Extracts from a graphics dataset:
— Begin —

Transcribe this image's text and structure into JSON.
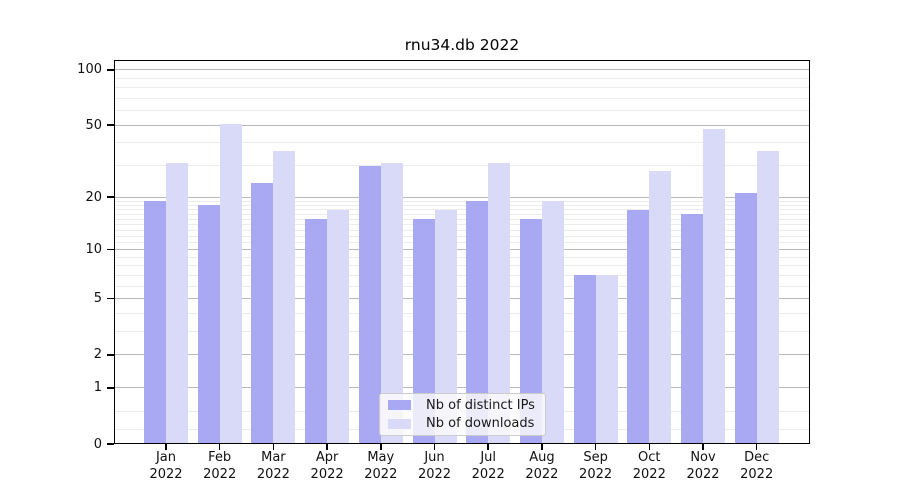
{
  "chart_data": {
    "type": "bar",
    "title": "rnu34.db 2022",
    "categories": [
      "Jan",
      "Feb",
      "Mar",
      "Apr",
      "May",
      "Jun",
      "Jul",
      "Aug",
      "Sep",
      "Oct",
      "Nov",
      "Dec"
    ],
    "category_year": "2022",
    "series": [
      {
        "name": "Nb of distinct IPs",
        "color": "#a8a8f3",
        "values": [
          19,
          18,
          24,
          15,
          30,
          15,
          19,
          15,
          7,
          17,
          16,
          21
        ]
      },
      {
        "name": "Nb of downloads",
        "color": "#d9d9f8",
        "values": [
          31,
          51,
          36,
          17,
          31,
          17,
          31,
          19,
          7,
          28,
          48,
          36
        ]
      }
    ],
    "xlabel": "",
    "ylabel": "",
    "yscale": "log1p",
    "ylim": [
      0,
      113
    ],
    "y_major_ticks": [
      0,
      1,
      2,
      5,
      10,
      20,
      50,
      100
    ],
    "y_minor_ticks": [
      0.2,
      0.5,
      3,
      4,
      6,
      7,
      8,
      9,
      11,
      12,
      13,
      14,
      15,
      16,
      17,
      18,
      19,
      30,
      40,
      60,
      70,
      80,
      90
    ],
    "grid": true,
    "legend_position": "lower center"
  },
  "colors": {
    "background": "#ffffff",
    "bar_distinct_ips": "#a8a8f3",
    "bar_downloads": "#d9d9f8",
    "grid_major": "#b9b9b9",
    "grid_minor": "#ececec",
    "axis": "#000000",
    "legend_border": "#cccccc"
  }
}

— End —

Print every entry exactly as written, without the pictures.

§ **PROBLEM SOLUTION**
Transcribe this image's text and structure into JSON.
{
  "chart_data": {
    "type": "bar",
    "title": "rnu34.db 2022",
    "categories": [
      "Jan",
      "Feb",
      "Mar",
      "Apr",
      "May",
      "Jun",
      "Jul",
      "Aug",
      "Sep",
      "Oct",
      "Nov",
      "Dec"
    ],
    "category_year": "2022",
    "series": [
      {
        "name": "Nb of distinct IPs",
        "color": "#a8a8f3",
        "values": [
          19,
          18,
          24,
          15,
          30,
          15,
          19,
          15,
          7,
          17,
          16,
          21
        ]
      },
      {
        "name": "Nb of downloads",
        "color": "#d9d9f8",
        "values": [
          31,
          51,
          36,
          17,
          31,
          17,
          31,
          19,
          7,
          28,
          48,
          36
        ]
      }
    ],
    "xlabel": "",
    "ylabel": "",
    "yscale": "log1p",
    "ylim": [
      0,
      113
    ],
    "y_major_ticks": [
      0,
      1,
      2,
      5,
      10,
      20,
      50,
      100
    ],
    "y_minor_ticks": [
      0.2,
      0.5,
      3,
      4,
      6,
      7,
      8,
      9,
      11,
      12,
      13,
      14,
      15,
      16,
      17,
      18,
      19,
      30,
      40,
      60,
      70,
      80,
      90
    ],
    "grid": true,
    "legend_position": "lower center"
  },
  "colors": {
    "background": "#ffffff",
    "bar_distinct_ips": "#a8a8f3",
    "bar_downloads": "#d9d9f8",
    "grid_major": "#b9b9b9",
    "grid_minor": "#ececec",
    "axis": "#000000",
    "legend_border": "#cccccc"
  }
}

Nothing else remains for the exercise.